## TAREFAS
**1.** Liste todas as características do desenho do estudo apresentadas no trecho sobre o infarto.
**2.** Segundo o trecho sobre o infarto, por que a intervenção começa antes da reperfusão e continua durante a ICP primária? Responda em uma a três frases.
**3.** Por favor, retome o trecho sobre o infarto a partir do ponto em que ele para.

## TRECHO
O infarto agudo do miocárdio (IAM) continua sendo uma das principais causas de morbidade e mortalidade em todo o mundo. Em pacientes com infarto do miocárdio com supradesnivelamento do segmento ST (STEMI), a reperfusão precoce com intervenção coronária percutânea primária (ICP) é o tratamento padrão para limitar a lesão miocárdica. No entanto, a reperfusão induz dano adicional, denominado lesão de isquemia-reperfusão (LIR), que se estima responder por até 50% do tamanho final do infarto. O estresse oxidativo é um mecanismo-chave na LIR e contribui para a peroxidação lipídica, inflamação e vias de morte celular regulada. Abordagens farmacológicas prévias direcionadas a componentes isolados desse processo mostraram benefício clínico limitado e inconsistente, apoiando a avaliação de estratégias multialvo.
Este estudo é um ensaio de fase II, randomizado, duplo-cego, controlado por placebo, de grupos paralelos e superioridade, projetado para avaliar a eficácia e a segurança de uma terapia antioxidante combinada (TAC) em pacientes com STEMI agudo submetidos à ICP primária. A TAC consiste em ascorbato, N-acetilcisteína e deferoxamina. Esses agentes foram selecionados para atingir mecanismos complementares relevantes para a LIR: remoção de espécies reativas de oxigênio, reposição de glutationa, modulação redox e resposta inflamatória, e quelação de ferro com inibição da peroxidação lipídica dependente de ferro. O estudo alocará aleatoriamente os participantes em uma razão de 1:1 para receber TAC ou placebo correspondente, além do tratamento do STEMI baseado em diretrizes.
A intervenção será iniciada antes da reperfusão e mantida durante a ICP primária, a fim de garantir exposição ao fármaco durante a fase inicial de reperfusão. Ambos os grupos receberão tratamento padrão para STEMI, incluindo ICP primária e terapia medicamentosa orientada por diretrizes.

## MATERIAL EXTRAÍDO

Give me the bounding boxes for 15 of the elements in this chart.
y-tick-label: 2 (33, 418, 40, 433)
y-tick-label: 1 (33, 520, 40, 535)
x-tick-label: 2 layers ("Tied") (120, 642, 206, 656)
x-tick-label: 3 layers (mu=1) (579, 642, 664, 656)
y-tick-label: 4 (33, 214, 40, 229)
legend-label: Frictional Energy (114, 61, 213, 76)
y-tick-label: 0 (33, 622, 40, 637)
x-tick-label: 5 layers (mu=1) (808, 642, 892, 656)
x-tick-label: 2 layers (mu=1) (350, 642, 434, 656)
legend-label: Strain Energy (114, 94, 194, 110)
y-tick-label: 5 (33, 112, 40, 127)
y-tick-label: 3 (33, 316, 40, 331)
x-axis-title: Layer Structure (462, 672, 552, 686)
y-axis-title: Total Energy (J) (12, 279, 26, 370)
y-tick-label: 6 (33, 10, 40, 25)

## RESPOSTAS NUMERADAS
**1.**
- Fase II
- Randomizado
- Duplo-cego
- Controlado por placebo
- De grupos paralelos
- De superioridade

**2.** A intervenção começa antes da reperfusão e continua durante a ICP primária para garantir a exposição ao fármaco durante a fase inicial de reperfusão.

**3.**
O ensaio foi desenhado como um estudo de fase II de busca de sinal, utilizando o tamanho do infarto como desfecho primário de eficácia. O tamanho do infarto medido por ressonância magnética cardíaca (RMC) é um desfecho mecanisticamente relevante em ensaios de cardioproteção e possui valor prognóstico estabelecido. Neste estudo, a RMC será realizada durante a internação índice para quantificar o tamanho do infarto como porcentagem da massa ventricular esquerda. Variáveis adicionais de imagem, biomarcadores de lesão miocárdica, biomarcadores de estresse oxidativo e inflamação, medidas farmacocinéticas, desfechos clínicos de curto prazo e dados de segurança serão coletados para apoiar a interpretação da análise primária. Essas avaliações incluem função sistólica ventricular esquerda, hs-cTnI, CK, CK-MB, concentrações plasmáticas dos fármacos do estudo e seguimento de 30 dias para eventos clínicos e eventos adversos.
O tamanho amostral planejado é de 46 participantes. O estudo tem poder para detectar uma grande diferença entre os grupos no tamanho do infarto, consistente com seu desenho exploratório de fase II. Assim, o ensaio tem como objetivo determinar se a TAC demonstra um sinal de eficácia suficientemente grande, juntamente com um perfil de segurança aceitável, para apoiar avaliação adicional em um estudo maior.
A monitorização da segurança incluirá a coleta sistemática de eventos adversos e eventos adversos graves durante a internação e até o dia 30. Os eventos serão registrados usando a terminologia do Medical Dictionary for Regulatory Activities (MedDRA).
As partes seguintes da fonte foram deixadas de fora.